Supplied entries:

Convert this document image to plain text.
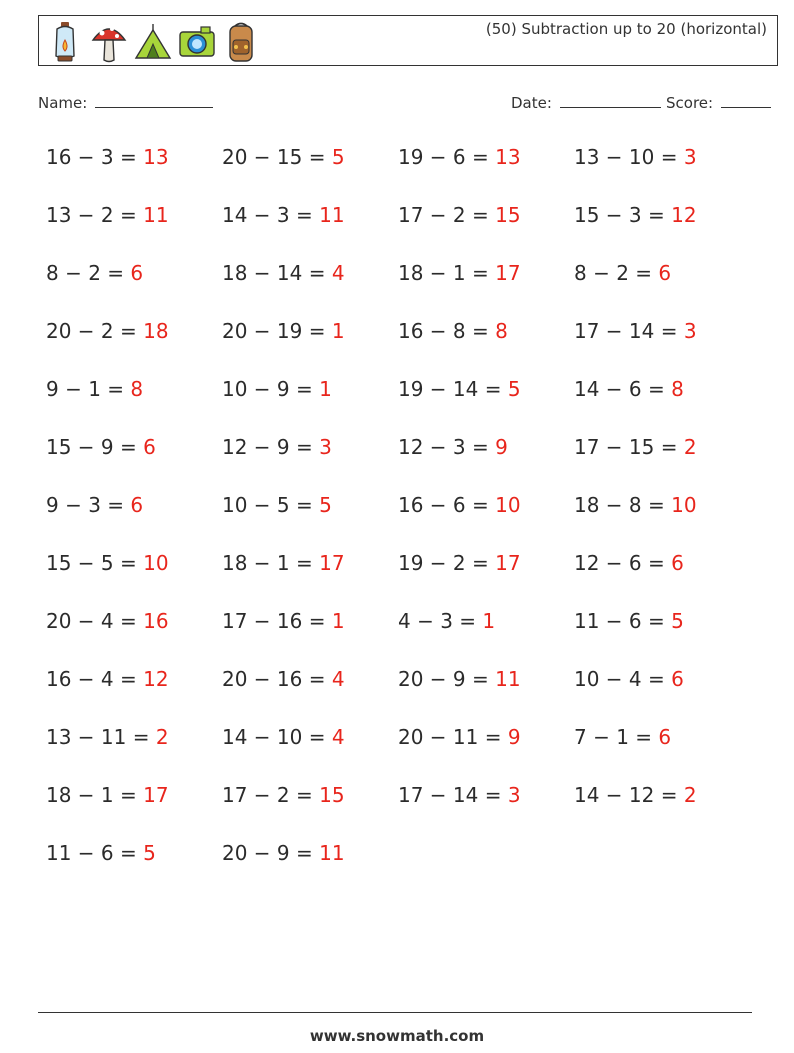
(50) Subtraction up to 20 (horizontal)
Name:	Date:	Score:
16 − 3 = 13	20 − 15 = 5	19 − 6 = 13	13 − 10 = 3
13 − 2 = 11	14 − 3 = 11	17 − 2 = 15	15 − 3 = 12
8 − 2 = 6	18 − 14 = 4	18 − 1 = 17	8 − 2 = 6
20 − 2 = 18	20 − 19 = 1	16 − 8 = 8	17 − 14 = 3
9 − 1 = 8	10 − 9 = 1	19 − 14 = 5	14 − 6 = 8
15 − 9 = 6	12 − 9 = 3	12 − 3 = 9	17 − 15 = 2
9 − 3 = 6	10 − 5 = 5	16 − 6 = 10	18 − 8 = 10
15 − 5 = 10	18 − 1 = 17	19 − 2 = 17	12 − 6 = 6
20 − 4 = 16	17 − 16 = 1	4 − 3 = 1	11 − 6 = 5
16 − 4 = 12	20 − 16 = 4	20 − 9 = 11	10 − 4 = 6
13 − 11 = 2	14 − 10 = 4	20 − 11 = 9	7 − 1 = 6
18 − 1 = 17	17 − 2 = 15	17 − 14 = 3	14 − 12 = 2
11 − 6 = 5	20 − 9 = 11
www.snowmath.com
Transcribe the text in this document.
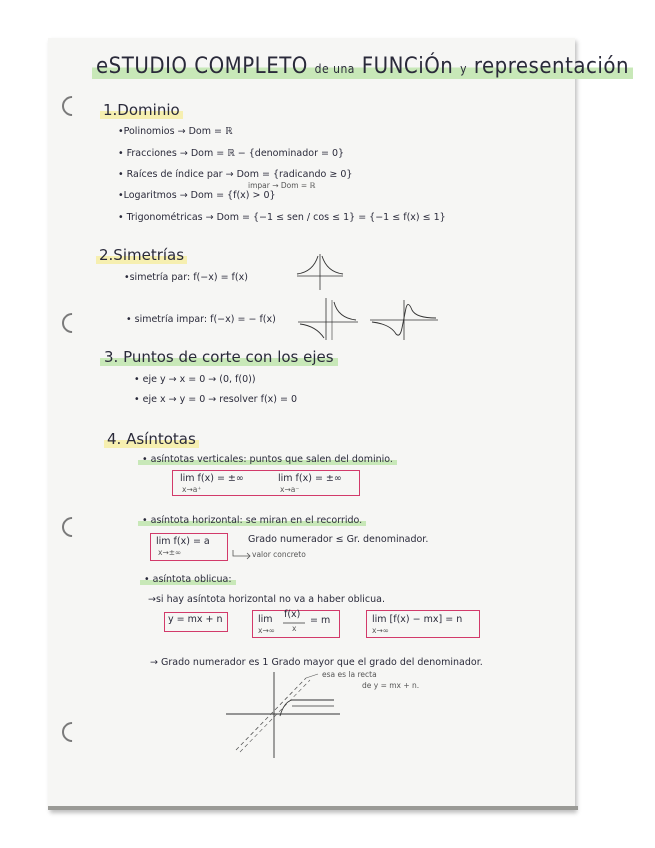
eSTUDIO COMPLETO de una FUNCiÓn y representación
1.Dominio
•Polinomios → Dom = ℝ
• Fracciones → Dom = ℝ − {denominador = 0}
• Raíces de índice par → Dom = {radicando ≥ 0}
impar → Dom = ℝ
•Logaritmos → Dom = {f(x) > 0}
• Trigonométricas → Dom = {−1 ≤ sen / cos ≤ 1} = {−1 ≤ f(x) ≤ 1}
2.Simetrías
•simetría par: f(−x) = f(x)
• simetría impar: f(−x) = − f(x)
3. Puntos de corte con los ejes
• eje y → x = 0 → (0, f(0))
• eje x → y = 0 → resolver f(x) = 0
4. Asíntotas
• asíntotas verticales: puntos que salen del dominio.
lim f(x) = ±∞
x→a⁺
lim f(x) = ±∞
x→a⁻
• asíntota horizontal: se miran en el recorrido.
lim f(x) = a
x→±∞
Grado numerador ≤ Gr. denominador.
valor concreto
• asíntota oblicua:
→si hay asíntota horizontal no va a haber oblicua.
y = mx + n	lim
x→∞
f(x)
x
= m	lim [f(x) − mx] = n
x→∞
→ Grado numerador es 1 Grado mayor que el grado del denominador.
esa es la recta
de y = mx + n.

What to work on:
Looking back at the lines above, state how many contain the word "Grado", and supply nothing besides the number.

Written solution:
2